+++ Records provided +++

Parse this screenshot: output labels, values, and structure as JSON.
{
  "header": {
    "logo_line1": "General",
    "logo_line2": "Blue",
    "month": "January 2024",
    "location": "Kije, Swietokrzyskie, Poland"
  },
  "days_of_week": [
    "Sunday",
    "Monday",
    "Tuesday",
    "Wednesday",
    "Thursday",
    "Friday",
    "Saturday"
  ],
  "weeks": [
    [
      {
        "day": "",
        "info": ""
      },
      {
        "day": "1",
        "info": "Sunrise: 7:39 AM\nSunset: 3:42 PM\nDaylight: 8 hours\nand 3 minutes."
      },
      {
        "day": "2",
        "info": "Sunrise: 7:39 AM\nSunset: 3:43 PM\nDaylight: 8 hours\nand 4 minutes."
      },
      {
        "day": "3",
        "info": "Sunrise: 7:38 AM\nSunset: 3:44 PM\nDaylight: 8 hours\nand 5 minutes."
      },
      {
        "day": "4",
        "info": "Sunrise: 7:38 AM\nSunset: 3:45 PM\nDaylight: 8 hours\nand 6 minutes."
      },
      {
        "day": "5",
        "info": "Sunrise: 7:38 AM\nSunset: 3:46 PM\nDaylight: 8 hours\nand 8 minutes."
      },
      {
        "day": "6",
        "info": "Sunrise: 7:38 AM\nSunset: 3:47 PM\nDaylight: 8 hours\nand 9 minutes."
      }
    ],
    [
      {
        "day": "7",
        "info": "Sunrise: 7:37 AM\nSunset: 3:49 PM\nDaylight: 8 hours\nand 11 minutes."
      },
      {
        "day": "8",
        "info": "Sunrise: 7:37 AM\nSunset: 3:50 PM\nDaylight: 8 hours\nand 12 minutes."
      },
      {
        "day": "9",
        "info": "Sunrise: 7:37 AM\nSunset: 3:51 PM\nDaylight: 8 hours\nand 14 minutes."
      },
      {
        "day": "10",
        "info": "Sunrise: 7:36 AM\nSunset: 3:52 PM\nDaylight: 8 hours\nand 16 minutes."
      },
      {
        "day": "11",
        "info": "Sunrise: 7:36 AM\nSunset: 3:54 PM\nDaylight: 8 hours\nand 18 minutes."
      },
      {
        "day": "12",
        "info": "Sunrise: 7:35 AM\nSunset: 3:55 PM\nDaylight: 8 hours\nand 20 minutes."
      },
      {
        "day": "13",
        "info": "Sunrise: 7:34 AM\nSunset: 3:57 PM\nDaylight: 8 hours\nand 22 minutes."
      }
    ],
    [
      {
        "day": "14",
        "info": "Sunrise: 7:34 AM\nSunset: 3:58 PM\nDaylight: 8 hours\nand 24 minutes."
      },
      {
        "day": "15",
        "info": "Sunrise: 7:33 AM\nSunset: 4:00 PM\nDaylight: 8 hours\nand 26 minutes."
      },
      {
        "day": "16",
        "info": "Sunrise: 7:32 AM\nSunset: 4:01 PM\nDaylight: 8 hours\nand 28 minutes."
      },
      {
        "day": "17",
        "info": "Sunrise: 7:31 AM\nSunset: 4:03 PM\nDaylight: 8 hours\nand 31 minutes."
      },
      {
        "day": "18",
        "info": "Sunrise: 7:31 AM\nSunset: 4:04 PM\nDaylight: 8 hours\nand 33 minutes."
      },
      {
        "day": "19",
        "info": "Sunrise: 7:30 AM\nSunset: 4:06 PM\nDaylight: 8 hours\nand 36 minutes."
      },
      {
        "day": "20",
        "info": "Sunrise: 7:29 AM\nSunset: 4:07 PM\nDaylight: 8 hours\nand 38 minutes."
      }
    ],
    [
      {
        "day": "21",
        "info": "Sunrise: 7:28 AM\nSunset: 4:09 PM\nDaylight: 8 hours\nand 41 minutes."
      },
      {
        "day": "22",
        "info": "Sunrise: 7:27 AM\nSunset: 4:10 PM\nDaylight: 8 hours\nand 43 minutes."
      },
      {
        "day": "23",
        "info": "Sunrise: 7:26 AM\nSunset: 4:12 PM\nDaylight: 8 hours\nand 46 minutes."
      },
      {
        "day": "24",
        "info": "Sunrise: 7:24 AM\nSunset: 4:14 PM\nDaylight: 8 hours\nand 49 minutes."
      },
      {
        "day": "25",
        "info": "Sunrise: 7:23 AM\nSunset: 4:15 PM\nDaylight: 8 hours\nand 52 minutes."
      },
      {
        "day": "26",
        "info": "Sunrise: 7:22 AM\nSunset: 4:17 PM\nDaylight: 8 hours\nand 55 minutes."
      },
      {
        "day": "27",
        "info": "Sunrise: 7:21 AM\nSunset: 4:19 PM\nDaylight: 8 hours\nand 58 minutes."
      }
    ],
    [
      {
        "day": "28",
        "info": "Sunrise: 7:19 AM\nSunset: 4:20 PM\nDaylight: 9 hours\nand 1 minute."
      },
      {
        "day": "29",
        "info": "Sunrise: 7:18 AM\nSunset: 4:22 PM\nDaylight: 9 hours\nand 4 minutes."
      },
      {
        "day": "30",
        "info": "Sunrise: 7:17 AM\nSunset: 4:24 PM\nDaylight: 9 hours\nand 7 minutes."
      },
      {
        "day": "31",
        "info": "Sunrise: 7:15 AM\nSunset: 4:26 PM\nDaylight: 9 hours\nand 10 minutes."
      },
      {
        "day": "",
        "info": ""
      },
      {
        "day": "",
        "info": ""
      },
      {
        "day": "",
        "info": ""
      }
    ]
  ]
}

+++

Quote the material exactly, leaving nothing out.

Parse this screenshot: output labels, values, and structure as JSON.
{
  "header": {
    "logo_line1": "General",
    "logo_line2": "Blue",
    "month": "January 2024",
    "location": "Kije, Swietokrzyskie, Poland"
  },
  "days_of_week": [
    "Sunday",
    "Monday",
    "Tuesday",
    "Wednesday",
    "Thursday",
    "Friday",
    "Saturday"
  ],
  "weeks": [
    [
      {
        "day": "",
        "info": ""
      },
      {
        "day": "1",
        "info": "Sunrise: 7:39 AM\nSunset: 3:42 PM\nDaylight: 8 hours\nand 3 minutes."
      },
      {
        "day": "2",
        "info": "Sunrise: 7:39 AM\nSunset: 3:43 PM\nDaylight: 8 hours\nand 4 minutes."
      },
      {
        "day": "3",
        "info": "Sunrise: 7:38 AM\nSunset: 3:44 PM\nDaylight: 8 hours\nand 5 minutes."
      },
      {
        "day": "4",
        "info": "Sunrise: 7:38 AM\nSunset: 3:45 PM\nDaylight: 8 hours\nand 6 minutes."
      },
      {
        "day": "5",
        "info": "Sunrise: 7:38 AM\nSunset: 3:46 PM\nDaylight: 8 hours\nand 8 minutes."
      },
      {
        "day": "6",
        "info": "Sunrise: 7:38 AM\nSunset: 3:47 PM\nDaylight: 8 hours\nand 9 minutes."
      }
    ],
    [
      {
        "day": "7",
        "info": "Sunrise: 7:37 AM\nSunset: 3:49 PM\nDaylight: 8 hours\nand 11 minutes."
      },
      {
        "day": "8",
        "info": "Sunrise: 7:37 AM\nSunset: 3:50 PM\nDaylight: 8 hours\nand 12 minutes."
      },
      {
        "day": "9",
        "info": "Sunrise: 7:37 AM\nSunset: 3:51 PM\nDaylight: 8 hours\nand 14 minutes."
      },
      {
        "day": "10",
        "info": "Sunrise: 7:36 AM\nSunset: 3:52 PM\nDaylight: 8 hours\nand 16 minutes."
      },
      {
        "day": "11",
        "info": "Sunrise: 7:36 AM\nSunset: 3:54 PM\nDaylight: 8 hours\nand 18 minutes."
      },
      {
        "day": "12",
        "info": "Sunrise: 7:35 AM\nSunset: 3:55 PM\nDaylight: 8 hours\nand 20 minutes."
      },
      {
        "day": "13",
        "info": "Sunrise: 7:34 AM\nSunset: 3:57 PM\nDaylight: 8 hours\nand 22 minutes."
      }
    ],
    [
      {
        "day": "14",
        "info": "Sunrise: 7:34 AM\nSunset: 3:58 PM\nDaylight: 8 hours\nand 24 minutes."
      },
      {
        "day": "15",
        "info": "Sunrise: 7:33 AM\nSunset: 4:00 PM\nDaylight: 8 hours\nand 26 minutes."
      },
      {
        "day": "16",
        "info": "Sunrise: 7:32 AM\nSunset: 4:01 PM\nDaylight: 8 hours\nand 28 minutes."
      },
      {
        "day": "17",
        "info": "Sunrise: 7:31 AM\nSunset: 4:03 PM\nDaylight: 8 hours\nand 31 minutes."
      },
      {
        "day": "18",
        "info": "Sunrise: 7:31 AM\nSunset: 4:04 PM\nDaylight: 8 hours\nand 33 minutes."
      },
      {
        "day": "19",
        "info": "Sunrise: 7:30 AM\nSunset: 4:06 PM\nDaylight: 8 hours\nand 36 minutes."
      },
      {
        "day": "20",
        "info": "Sunrise: 7:29 AM\nSunset: 4:07 PM\nDaylight: 8 hours\nand 38 minutes."
      }
    ],
    [
      {
        "day": "21",
        "info": "Sunrise: 7:28 AM\nSunset: 4:09 PM\nDaylight: 8 hours\nand 41 minutes."
      },
      {
        "day": "22",
        "info": "Sunrise: 7:27 AM\nSunset: 4:10 PM\nDaylight: 8 hours\nand 43 minutes."
      },
      {
        "day": "23",
        "info": "Sunrise: 7:26 AM\nSunset: 4:12 PM\nDaylight: 8 hours\nand 46 minutes."
      },
      {
        "day": "24",
        "info": "Sunrise: 7:24 AM\nSunset: 4:14 PM\nDaylight: 8 hours\nand 49 minutes."
      },
      {
        "day": "25",
        "info": "Sunrise: 7:23 AM\nSunset: 4:15 PM\nDaylight: 8 hours\nand 52 minutes."
      },
      {
        "day": "26",
        "info": "Sunrise: 7:22 AM\nSunset: 4:17 PM\nDaylight: 8 hours\nand 55 minutes."
      },
      {
        "day": "27",
        "info": "Sunrise: 7:21 AM\nSunset: 4:19 PM\nDaylight: 8 hours\nand 58 minutes."
      }
    ],
    [
      {
        "day": "28",
        "info": "Sunrise: 7:19 AM\nSunset: 4:20 PM\nDaylight: 9 hours\nand 1 minute."
      },
      {
        "day": "29",
        "info": "Sunrise: 7:18 AM\nSunset: 4:22 PM\nDaylight: 9 hours\nand 4 minutes."
      },
      {
        "day": "30",
        "info": "Sunrise: 7:17 AM\nSunset: 4:24 PM\nDaylight: 9 hours\nand 7 minutes."
      },
      {
        "day": "31",
        "info": "Sunrise: 7:15 AM\nSunset: 4:26 PM\nDaylight: 9 hours\nand 10 minutes."
      },
      {
        "day": "",
        "info": ""
      },
      {
        "day": "",
        "info": ""
      },
      {
        "day": "",
        "info": ""
      }
    ]
  ]
}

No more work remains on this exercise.